"""
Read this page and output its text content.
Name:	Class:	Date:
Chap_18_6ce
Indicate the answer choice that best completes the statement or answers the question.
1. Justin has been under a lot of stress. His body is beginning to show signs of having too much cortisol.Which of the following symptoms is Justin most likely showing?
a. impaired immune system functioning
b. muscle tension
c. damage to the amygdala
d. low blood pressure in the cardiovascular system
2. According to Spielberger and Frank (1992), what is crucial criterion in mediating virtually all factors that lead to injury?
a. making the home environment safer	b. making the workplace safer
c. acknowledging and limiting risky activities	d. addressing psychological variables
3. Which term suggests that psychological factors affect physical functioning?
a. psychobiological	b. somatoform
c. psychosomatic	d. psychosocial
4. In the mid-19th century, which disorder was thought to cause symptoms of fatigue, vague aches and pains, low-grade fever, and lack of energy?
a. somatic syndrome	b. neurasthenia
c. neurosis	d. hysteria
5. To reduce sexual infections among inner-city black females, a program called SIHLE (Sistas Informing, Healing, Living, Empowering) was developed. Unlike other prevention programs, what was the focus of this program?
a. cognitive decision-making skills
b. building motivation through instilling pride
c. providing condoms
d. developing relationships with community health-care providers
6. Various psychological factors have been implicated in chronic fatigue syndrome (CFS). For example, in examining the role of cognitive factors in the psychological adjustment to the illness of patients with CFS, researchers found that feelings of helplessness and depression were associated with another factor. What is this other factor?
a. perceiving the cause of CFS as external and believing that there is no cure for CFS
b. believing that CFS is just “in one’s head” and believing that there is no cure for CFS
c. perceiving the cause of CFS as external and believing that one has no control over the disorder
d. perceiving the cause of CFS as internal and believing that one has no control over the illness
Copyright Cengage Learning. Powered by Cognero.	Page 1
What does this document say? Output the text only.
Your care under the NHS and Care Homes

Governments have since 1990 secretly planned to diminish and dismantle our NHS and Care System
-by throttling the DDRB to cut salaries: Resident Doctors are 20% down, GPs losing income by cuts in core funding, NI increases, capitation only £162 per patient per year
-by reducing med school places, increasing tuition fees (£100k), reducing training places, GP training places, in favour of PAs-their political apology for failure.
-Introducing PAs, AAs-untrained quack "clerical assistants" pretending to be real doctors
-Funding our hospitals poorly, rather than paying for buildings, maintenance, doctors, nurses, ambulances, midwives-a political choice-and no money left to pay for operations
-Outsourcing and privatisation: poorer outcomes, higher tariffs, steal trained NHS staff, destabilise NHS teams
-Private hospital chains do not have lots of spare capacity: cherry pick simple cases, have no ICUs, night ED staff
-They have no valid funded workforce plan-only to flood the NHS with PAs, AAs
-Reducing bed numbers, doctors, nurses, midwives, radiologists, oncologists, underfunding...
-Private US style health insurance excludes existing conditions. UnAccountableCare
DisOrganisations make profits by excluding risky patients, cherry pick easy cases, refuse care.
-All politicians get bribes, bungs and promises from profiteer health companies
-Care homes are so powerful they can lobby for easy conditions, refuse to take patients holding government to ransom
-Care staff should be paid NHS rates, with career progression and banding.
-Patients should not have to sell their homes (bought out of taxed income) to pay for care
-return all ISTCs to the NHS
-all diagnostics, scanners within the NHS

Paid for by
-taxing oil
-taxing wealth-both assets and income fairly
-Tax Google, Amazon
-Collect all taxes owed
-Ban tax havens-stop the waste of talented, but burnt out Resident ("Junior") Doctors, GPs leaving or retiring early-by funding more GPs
"""
> **TASK DETAILS**
Reply with the number of lines above in which the word "income" appears, and with nothing else.

> **EXERCISE ANSWER**
3